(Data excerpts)
'''

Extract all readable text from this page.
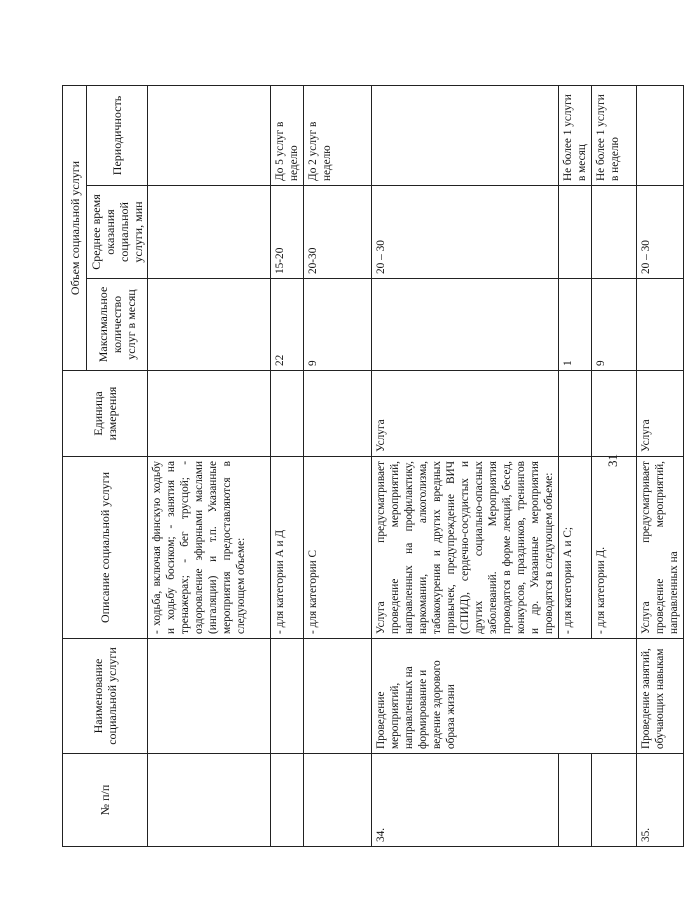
31
№ п/п	Наименование социальной услуги	Описание социальной услуги	Единица измерения	Объем социальной услуги		
				Максимальное количество услуг в месяц	Среднее время оказания социальной услуги, мин	Периодичность
		- ходьба, включая финскую ходьбу и ходьбу босиком; - занятия на тренажерах; - бег трусцой; - оздоровление эфирными маслами (ингаляции) и т.п. Указанные мероприятия предоставляются в следующем объеме:				
		- для категории А и Д		22	15-20	До 5 услуг в неделю
		- для категории С		9	20-30	До 2 услуг в неделю
34.	Проведение мероприятий, направленных на формирование и ведение здорового образа жизни	Услуга предусматривает проведение мероприятий, направленных на профилактику, наркомании, алкоголизма, табакокурения и других вредных привычек, предупреждение ВИЧ (СПИД), сердечно-сосудистых и других социально-опасных заболеваний. Мероприятия проводятся в форме лекций, бесед, конкурсов, праздников, тренингов и др. Указанные мероприятия проводятся в следующем объеме:	Услуга		20 – 30	
		- для категории А и С;		1		Не более 1 услуги в месяц
		- для категории Д.		9		Не более 1 услуги в неделю
35.	Проведение занятий, обучающих навыкам	Услуга предусматривает проведение мероприятий, направленных на	Услуга		20 – 30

'''

Each entry must be retyped word for word, with every image omitted.

Extract all readable text from this page.
31
№ п/п	Наименование социальной услуги	Описание социальной услуги	Единица измерения	Объем социальной услуги		
				Максимальное количество услуг в месяц	Среднее время оказания социальной услуги, мин	Периодичность
		- ходьба, включая финскую ходьбу и ходьбу босиком; - занятия на тренажерах; - бег трусцой; - оздоровление эфирными маслами (ингаляции) и т.п. Указанные мероприятия предоставляются в следующем объеме:				
		- для категории А и Д		22	15-20	До 5 услуг в неделю
		- для категории С		9	20-30	До 2 услуг в неделю
34.	Проведение мероприятий, направленных на формирование и ведение здорового образа жизни	Услуга предусматривает проведение мероприятий, направленных на профилактику, наркомании, алкоголизма, табакокурения и других вредных привычек, предупреждение ВИЧ (СПИД), сердечно-сосудистых и других социально-опасных заболеваний. Мероприятия проводятся в форме лекций, бесед, конкурсов, праздников, тренингов и др. Указанные мероприятия проводятся в следующем объеме:	Услуга		20 – 30	
		- для категории А и С;		1		Не более 1 услуги в месяц
		- для категории Д.		9		Не более 1 услуги в неделю
35.	Проведение занятий, обучающих навыкам	Услуга предусматривает проведение мероприятий, направленных на	Услуга		20 – 30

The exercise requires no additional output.